In the entries below, count every line with the word "this". Return only the count.

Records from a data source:
(begin)
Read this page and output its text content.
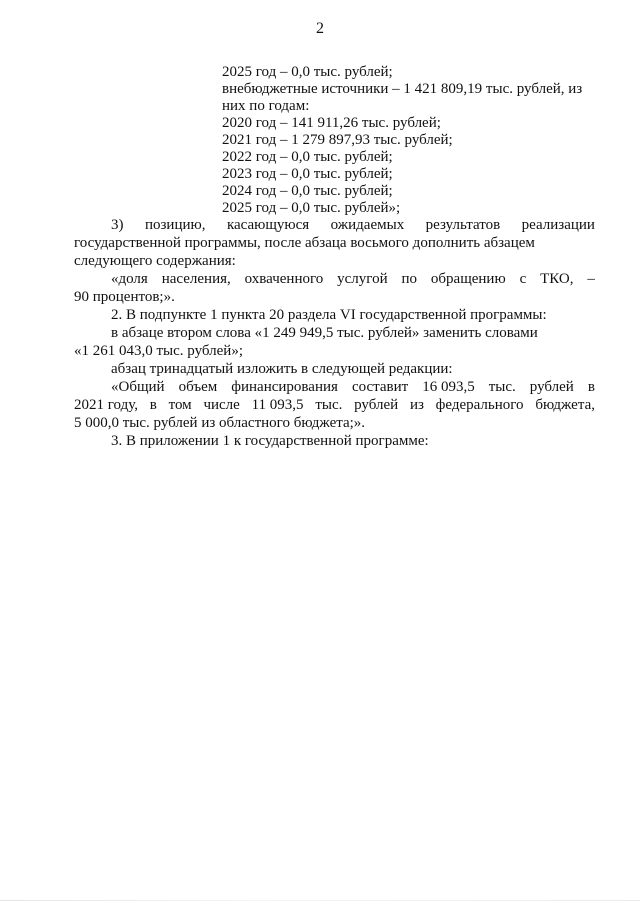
2
2025 год – 0,0 тыс. рублей;
внебюджетные источники – 1 421 809,19 тыс. рублей, из
них по годам:
2020 год – 141 911,26 тыс. рублей;
2021 год – 1 279 897,93 тыс. рублей;
2022 год – 0,0 тыс. рублей;
2023 год – 0,0 тыс. рублей;
2024 год – 0,0 тыс. рублей;
2025 год – 0,0 тыс. рублей»;
3) позицию, касающуюся ожидаемых результатов реализации
государственной программы, после абзаца восьмого дополнить абзацем
следующего содержания:
«доля населения, охваченного услугой по обращению с ТКО, –
90 процентов;».
2. В подпункте 1 пункта 20 раздела VI государственной программы:
в абзаце втором слова «1 249 949,5 тыс. рублей» заменить словами
«1 261 043,0 тыс. рублей»;
абзац тринадцатый изложить в следующей редакции:
«Общий объем финансирования составит 16 093,5 тыс. рублей в
2021 году, в том числе 11 093,5 тыс. рублей из федерального бюджета,
5 000,0 тыс. рублей из областного бюджета;».
3. В приложении 1 к государственной программе:
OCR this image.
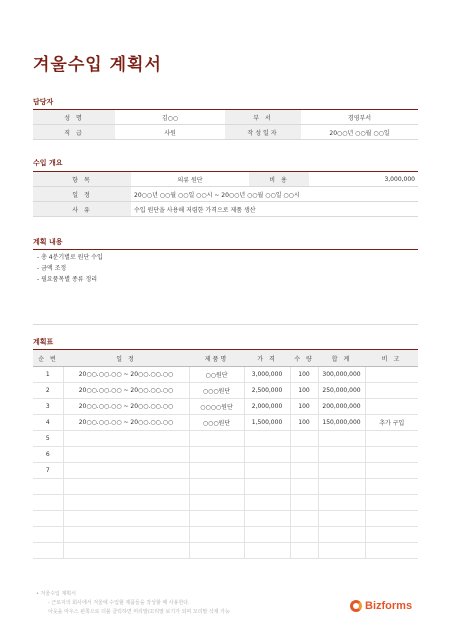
겨울수입 계획서
담당자
성 명	김○○	부 서	경영부서
직 급	사원	작성일자	20○○년 ○○월 ○○일
수입 개요
항 목	의류 원단	비 용	3,000,000
일 정	20○○년 ○○월 ○○일 ○○시 ~ 20○○년 ○○월 ○○일 ○○시		
사 유	수입 원단을 사용해 저렴한 가격으로 제품 생산		
계획 내용
- 총 4분기별로 원단 수입
- 금액 조정
- 필요품목별 종류 정리
계획표
순 번	일 정	제품명	가 격	수 량	합 계	비 고
1	20○○.○○.○○ ~ 20○○.○○.○○	○○원단	3,000,000	100	300,000,000	
2	20○○.○○.○○ ~ 20○○.○○.○○	○○○원단	2,500,000	100	250,000,000	
3	20○○.○○.○○ ~ 20○○.○○.○○	○○○○원단	2,000,000	100	200,000,000	
4	20○○.○○.○○ ~ 20○○.○○.○○	○○○원단	1,500,000	100	150,000,000	추가 구입
5						
6						
7						

• 겨울수입 계획서
- 근로자의 회사에서 겨울에 수입할 제품들을 작성할 때 사용한다.
아웃을 마우스 왼쪽으로 더블 클릭하면 머리말/꼬리말 보기가 되며 꼬리말 삭제 가능	Bizforms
(end)
Result below -> 2